▶ WORK INSTRUCTION
Answer these from the study summary:
1. Which deep learning model was trained?
2. How many ultrasound images was it trained on?
3. Which image group had the highest prediction uncertainty, and what was its value?

▶ SELECTED EXCERPT
Purpose of the Study:

  • To evaluate the feasibility of a deep learning model for classifying breast implant shell textures.
  • To assess the model's predictive performance on heterogeneous ultrasonography images.
  • To establish a robust, quantitative method for implant texture analysis.

Main Methods:

  • A deep learning model (ResNet-50) was trained on 19,502 retrospective breast implant ultrasound images from diverse sources (Canon, GE, public datasets).
  • Model performance was validated using stratified 5-fold cross-validation and external datasets.
  • Gradient-weighted Class Activation Mapping (Grad-CAM) and Shannon entropy were used for pixel contribution analysis and prediction uncertainty assessment.

Main Results:

  • The deep learning model achieved high performance, with AUROC values ranging from 0.909 to 0.985 and PRAUC values from 0.748 to 0.958 across different datasets.
  • The model maintained quantitative validation accuracy even when masking up to 90% of less-contributing pixels.
  • Prediction uncertainty varied across image groups, being lowest for Canon (0.066) and highest for images without implants (0.777).

Conclusions:

  • Deep learning models can effectively predict breast implant shell texture from ultrasonography images.
  • This AI-driven approach provides a quantitative method for texture classification.
  • The findings support the use of deep learning as a preliminary diagnostic tool for BIA-ALCL.

▶ INFORMATION GIVEN
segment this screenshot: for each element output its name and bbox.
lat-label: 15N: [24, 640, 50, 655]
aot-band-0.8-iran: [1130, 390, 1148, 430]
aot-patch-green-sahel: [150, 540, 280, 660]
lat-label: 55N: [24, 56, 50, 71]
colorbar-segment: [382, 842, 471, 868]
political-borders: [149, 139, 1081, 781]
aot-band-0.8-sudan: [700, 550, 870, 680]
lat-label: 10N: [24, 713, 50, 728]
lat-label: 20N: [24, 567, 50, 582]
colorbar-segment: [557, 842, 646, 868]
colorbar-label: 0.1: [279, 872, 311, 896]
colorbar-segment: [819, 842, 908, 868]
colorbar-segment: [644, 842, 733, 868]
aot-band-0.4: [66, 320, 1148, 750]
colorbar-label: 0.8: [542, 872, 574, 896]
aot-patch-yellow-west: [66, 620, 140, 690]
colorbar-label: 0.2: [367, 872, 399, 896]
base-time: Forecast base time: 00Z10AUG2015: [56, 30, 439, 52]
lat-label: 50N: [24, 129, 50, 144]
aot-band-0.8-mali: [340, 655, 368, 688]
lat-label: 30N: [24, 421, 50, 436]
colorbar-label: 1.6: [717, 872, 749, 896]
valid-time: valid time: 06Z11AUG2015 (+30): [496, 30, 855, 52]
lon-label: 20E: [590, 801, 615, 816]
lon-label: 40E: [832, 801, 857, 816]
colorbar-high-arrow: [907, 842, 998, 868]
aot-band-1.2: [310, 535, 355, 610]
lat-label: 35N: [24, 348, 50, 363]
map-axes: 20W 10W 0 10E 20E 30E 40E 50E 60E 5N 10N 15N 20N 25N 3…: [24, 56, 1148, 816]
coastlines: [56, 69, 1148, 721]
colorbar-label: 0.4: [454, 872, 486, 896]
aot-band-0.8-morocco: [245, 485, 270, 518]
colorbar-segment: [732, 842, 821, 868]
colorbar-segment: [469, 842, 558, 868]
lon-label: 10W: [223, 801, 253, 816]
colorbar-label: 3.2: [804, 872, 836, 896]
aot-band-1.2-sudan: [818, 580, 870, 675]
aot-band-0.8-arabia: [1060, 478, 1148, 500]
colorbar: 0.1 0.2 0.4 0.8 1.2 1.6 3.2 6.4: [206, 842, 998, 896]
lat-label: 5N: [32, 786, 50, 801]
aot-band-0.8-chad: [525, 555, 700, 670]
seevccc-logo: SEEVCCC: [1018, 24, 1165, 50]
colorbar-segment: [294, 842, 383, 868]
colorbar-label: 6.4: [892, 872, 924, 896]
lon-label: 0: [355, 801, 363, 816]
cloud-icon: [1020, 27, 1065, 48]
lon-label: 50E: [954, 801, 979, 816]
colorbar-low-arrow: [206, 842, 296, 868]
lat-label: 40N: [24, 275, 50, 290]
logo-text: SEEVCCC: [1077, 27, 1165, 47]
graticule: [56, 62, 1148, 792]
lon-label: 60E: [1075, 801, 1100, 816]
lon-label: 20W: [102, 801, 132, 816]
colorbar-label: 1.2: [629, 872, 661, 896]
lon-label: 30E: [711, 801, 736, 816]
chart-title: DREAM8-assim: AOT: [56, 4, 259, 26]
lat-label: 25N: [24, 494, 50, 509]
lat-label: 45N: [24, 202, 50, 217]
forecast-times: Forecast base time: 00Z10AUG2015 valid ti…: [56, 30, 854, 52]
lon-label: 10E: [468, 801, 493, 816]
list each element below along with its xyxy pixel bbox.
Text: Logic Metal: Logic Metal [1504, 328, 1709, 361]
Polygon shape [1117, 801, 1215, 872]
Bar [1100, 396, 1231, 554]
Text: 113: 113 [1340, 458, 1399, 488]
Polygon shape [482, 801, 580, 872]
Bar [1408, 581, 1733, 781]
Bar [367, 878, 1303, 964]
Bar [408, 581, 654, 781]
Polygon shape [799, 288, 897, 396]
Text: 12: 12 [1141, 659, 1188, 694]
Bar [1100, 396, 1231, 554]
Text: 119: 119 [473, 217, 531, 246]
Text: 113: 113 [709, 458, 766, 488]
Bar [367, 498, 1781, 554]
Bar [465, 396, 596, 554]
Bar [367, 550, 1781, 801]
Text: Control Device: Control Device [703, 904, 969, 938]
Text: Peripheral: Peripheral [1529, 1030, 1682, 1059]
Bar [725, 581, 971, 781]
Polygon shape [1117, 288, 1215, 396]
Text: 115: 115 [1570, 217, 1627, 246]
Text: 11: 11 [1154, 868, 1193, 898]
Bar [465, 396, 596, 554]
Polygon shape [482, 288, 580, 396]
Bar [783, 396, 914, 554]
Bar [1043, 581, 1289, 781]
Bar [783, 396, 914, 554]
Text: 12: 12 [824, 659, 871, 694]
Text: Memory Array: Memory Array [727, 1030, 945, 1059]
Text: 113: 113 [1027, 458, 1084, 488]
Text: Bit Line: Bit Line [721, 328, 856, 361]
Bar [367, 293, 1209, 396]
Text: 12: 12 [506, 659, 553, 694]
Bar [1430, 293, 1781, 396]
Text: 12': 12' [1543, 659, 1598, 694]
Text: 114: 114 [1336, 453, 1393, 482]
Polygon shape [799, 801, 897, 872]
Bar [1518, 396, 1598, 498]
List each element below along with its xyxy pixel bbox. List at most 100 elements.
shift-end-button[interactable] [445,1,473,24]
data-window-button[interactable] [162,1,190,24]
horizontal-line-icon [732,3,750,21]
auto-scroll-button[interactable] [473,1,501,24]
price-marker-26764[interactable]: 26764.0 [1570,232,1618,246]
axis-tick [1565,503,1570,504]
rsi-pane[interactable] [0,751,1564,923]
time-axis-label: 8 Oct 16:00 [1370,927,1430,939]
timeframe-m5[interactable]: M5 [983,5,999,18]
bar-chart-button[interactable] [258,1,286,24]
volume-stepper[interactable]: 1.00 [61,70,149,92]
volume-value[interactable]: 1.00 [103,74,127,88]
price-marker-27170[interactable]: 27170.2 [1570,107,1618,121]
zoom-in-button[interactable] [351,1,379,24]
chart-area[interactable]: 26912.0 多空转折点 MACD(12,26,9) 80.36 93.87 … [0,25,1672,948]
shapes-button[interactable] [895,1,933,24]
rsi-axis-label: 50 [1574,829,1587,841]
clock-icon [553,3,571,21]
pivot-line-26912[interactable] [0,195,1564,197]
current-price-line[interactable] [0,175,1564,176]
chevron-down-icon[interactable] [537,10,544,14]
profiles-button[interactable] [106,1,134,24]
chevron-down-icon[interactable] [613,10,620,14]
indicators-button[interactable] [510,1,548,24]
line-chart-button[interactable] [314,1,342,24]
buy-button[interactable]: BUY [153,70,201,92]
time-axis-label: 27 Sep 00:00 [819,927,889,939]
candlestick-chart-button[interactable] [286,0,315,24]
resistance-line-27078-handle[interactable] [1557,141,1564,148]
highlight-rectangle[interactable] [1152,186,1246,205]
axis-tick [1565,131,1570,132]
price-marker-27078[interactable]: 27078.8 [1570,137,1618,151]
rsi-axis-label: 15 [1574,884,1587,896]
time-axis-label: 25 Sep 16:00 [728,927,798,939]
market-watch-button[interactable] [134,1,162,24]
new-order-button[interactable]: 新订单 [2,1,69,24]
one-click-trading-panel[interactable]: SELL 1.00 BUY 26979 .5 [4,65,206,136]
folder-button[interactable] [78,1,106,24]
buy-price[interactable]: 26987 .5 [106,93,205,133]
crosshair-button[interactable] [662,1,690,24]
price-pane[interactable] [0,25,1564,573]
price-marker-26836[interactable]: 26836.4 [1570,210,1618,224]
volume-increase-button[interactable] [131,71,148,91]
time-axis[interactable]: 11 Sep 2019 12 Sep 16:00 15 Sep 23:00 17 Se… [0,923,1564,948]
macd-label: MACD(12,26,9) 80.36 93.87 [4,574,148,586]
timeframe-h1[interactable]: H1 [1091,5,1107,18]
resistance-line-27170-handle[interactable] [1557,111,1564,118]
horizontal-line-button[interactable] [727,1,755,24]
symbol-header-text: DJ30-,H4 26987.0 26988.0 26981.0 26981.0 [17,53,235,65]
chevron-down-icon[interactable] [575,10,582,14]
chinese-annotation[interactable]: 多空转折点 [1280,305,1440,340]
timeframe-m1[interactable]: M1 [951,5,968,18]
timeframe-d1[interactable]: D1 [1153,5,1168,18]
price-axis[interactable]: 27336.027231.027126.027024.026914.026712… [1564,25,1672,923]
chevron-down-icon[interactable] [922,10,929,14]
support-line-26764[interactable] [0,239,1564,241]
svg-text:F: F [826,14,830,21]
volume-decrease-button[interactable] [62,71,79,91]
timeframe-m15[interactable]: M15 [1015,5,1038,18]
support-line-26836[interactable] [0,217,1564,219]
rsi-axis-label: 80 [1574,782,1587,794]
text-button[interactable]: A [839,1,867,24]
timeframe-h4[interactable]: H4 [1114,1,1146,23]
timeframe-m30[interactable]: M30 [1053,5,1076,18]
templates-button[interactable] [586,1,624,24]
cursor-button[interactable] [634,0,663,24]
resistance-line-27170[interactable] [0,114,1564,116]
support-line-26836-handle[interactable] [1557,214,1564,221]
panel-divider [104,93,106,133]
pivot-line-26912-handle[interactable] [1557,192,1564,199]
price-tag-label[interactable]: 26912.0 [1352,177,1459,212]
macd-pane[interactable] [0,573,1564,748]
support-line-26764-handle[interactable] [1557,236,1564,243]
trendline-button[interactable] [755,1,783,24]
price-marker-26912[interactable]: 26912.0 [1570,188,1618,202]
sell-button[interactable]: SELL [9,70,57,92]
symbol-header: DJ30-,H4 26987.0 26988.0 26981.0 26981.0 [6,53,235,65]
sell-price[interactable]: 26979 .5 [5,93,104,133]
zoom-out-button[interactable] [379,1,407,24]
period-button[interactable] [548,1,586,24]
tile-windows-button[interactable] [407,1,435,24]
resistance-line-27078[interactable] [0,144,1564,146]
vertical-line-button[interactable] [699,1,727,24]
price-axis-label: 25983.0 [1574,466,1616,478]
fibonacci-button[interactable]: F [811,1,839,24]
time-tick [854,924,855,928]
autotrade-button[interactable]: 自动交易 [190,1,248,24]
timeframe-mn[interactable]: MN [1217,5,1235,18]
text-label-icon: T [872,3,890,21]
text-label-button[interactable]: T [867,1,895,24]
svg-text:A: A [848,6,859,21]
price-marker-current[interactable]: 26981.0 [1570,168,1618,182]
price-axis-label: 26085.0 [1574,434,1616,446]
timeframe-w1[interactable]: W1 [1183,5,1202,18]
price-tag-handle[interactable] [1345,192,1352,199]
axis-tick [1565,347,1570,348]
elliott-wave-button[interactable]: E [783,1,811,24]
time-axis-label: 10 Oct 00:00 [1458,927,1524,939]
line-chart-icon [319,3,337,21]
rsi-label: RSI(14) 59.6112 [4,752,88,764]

▶ OUTPUT FOR THIS EXERCISE
1. ResNet-50
2. 19,502
3. Images without implants, at 0.777